- **To do**
Go through the material and pull out every line with the string "runs" in it.

- **Data provided**
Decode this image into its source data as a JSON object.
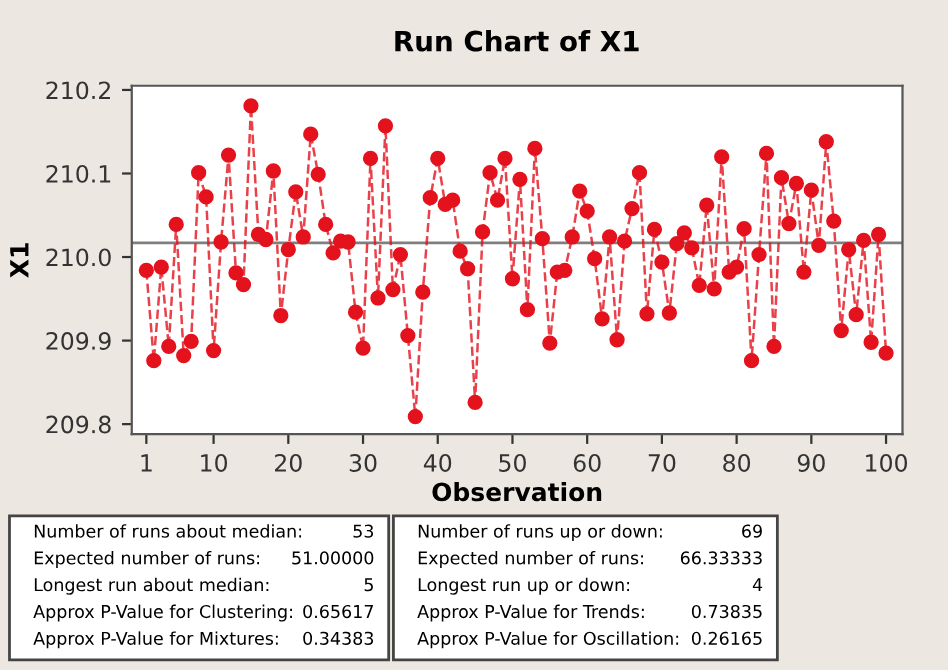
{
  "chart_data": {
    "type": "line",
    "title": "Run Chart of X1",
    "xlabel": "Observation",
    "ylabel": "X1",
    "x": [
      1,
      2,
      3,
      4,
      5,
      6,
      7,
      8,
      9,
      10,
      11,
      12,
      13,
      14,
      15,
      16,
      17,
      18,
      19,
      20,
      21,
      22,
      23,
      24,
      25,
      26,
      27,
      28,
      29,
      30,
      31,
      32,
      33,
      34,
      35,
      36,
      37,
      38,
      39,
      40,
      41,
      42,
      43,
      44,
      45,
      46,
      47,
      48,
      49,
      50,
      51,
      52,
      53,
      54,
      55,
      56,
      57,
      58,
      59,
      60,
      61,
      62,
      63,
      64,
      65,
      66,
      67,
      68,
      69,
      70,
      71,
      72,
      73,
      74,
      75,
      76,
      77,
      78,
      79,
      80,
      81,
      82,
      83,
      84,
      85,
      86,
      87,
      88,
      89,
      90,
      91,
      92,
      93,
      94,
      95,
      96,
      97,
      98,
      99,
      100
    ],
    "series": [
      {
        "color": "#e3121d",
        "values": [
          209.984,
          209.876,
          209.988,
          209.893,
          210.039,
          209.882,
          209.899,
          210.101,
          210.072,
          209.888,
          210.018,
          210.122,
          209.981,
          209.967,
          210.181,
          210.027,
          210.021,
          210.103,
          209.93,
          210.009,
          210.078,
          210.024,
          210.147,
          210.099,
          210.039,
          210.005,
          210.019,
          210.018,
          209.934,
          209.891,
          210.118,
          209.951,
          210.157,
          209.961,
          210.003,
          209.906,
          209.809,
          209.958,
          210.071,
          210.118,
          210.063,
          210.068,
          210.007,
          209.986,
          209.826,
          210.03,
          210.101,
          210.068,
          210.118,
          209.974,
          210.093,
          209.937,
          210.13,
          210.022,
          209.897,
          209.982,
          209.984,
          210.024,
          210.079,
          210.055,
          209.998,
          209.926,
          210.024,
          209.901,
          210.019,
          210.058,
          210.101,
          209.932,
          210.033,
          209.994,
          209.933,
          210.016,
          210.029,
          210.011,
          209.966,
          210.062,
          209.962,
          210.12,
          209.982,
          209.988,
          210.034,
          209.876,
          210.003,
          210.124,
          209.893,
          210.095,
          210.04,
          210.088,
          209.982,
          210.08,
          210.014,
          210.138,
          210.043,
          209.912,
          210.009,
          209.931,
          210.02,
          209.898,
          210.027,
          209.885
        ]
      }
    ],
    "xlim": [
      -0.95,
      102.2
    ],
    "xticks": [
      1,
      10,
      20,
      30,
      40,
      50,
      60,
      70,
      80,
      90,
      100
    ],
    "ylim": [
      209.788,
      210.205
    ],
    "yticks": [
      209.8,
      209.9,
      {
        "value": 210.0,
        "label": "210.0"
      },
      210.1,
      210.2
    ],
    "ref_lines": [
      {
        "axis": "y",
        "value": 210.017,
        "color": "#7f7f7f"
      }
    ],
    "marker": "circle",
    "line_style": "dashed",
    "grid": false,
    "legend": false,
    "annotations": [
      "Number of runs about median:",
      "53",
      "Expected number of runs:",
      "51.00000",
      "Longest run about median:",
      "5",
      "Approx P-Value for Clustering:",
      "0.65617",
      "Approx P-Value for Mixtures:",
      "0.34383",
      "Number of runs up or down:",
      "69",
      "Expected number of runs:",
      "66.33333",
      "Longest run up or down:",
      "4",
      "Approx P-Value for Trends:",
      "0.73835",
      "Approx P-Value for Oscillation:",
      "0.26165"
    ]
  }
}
...
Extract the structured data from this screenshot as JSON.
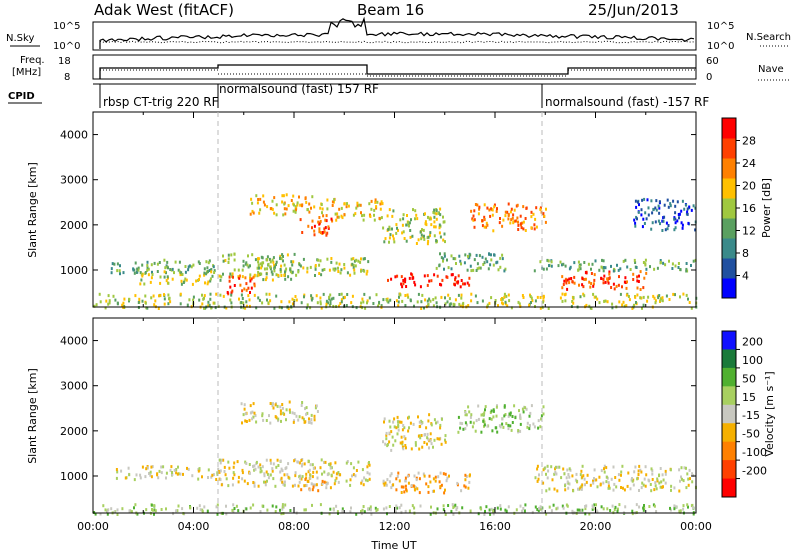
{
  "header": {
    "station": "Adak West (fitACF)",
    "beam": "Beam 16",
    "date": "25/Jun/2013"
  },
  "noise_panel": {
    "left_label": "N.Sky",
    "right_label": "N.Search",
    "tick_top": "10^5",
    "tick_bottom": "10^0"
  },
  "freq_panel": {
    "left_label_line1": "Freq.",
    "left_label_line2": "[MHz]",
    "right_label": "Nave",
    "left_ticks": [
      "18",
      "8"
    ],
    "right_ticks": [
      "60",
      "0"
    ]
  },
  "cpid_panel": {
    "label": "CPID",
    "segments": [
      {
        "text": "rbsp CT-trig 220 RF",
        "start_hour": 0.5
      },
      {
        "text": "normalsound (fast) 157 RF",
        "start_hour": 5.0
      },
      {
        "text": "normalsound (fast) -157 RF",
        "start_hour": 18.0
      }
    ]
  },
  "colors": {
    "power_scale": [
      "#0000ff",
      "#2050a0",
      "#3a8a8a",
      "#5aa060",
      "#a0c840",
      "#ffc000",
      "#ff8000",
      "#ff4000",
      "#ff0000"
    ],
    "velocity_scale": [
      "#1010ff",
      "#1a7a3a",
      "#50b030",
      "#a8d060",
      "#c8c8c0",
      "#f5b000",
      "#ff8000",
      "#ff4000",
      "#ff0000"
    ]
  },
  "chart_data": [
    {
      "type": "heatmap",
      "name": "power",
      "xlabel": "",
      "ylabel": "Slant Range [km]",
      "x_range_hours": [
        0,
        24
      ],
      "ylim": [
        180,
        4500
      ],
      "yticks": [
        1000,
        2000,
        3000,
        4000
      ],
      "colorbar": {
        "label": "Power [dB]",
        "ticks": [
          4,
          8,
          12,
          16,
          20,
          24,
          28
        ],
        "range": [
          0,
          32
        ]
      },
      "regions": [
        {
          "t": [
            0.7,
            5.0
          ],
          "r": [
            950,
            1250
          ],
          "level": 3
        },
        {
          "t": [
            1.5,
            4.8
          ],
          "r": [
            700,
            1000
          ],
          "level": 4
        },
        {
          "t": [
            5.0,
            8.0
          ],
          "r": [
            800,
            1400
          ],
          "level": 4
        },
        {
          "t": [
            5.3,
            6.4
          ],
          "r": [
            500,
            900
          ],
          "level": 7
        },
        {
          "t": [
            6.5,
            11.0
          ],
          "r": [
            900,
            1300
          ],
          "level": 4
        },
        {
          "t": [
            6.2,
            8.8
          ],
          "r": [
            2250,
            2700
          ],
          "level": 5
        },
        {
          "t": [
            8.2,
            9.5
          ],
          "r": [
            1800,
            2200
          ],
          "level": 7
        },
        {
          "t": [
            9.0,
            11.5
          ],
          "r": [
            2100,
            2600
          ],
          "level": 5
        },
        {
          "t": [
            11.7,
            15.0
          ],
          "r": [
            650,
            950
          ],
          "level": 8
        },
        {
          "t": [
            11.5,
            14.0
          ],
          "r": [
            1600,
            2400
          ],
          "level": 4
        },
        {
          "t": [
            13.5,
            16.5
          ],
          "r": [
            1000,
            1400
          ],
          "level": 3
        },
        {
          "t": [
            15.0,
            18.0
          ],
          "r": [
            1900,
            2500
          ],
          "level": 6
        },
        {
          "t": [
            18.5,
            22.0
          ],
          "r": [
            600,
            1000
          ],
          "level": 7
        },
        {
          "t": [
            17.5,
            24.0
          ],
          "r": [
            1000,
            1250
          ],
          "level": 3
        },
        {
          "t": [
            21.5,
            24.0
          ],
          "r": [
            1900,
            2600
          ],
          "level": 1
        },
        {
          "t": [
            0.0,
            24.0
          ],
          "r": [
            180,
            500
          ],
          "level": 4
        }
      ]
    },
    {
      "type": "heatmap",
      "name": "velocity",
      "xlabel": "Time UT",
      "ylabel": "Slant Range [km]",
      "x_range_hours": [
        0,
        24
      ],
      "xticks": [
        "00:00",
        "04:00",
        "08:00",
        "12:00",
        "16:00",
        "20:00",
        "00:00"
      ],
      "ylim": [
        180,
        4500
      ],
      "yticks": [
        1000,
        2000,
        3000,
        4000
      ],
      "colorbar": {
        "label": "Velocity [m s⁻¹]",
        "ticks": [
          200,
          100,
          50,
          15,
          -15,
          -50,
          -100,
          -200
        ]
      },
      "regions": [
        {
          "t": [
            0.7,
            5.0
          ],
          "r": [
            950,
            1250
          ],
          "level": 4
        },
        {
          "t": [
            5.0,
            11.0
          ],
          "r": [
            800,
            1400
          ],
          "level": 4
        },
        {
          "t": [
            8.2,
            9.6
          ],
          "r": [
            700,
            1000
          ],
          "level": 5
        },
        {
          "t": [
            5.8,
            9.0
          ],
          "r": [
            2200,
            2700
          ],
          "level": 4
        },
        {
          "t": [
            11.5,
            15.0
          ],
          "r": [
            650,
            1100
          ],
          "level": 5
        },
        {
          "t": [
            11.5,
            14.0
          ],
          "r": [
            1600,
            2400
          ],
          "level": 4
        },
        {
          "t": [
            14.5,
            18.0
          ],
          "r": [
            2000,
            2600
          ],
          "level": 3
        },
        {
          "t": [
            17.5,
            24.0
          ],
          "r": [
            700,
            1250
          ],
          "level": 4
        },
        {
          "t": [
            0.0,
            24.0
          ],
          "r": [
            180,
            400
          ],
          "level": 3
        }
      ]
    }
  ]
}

- **Answer to the task**
      "Number of runs about median:",
      "Expected number of runs:",
      "Number of runs up or down:",
      "Expected number of runs:",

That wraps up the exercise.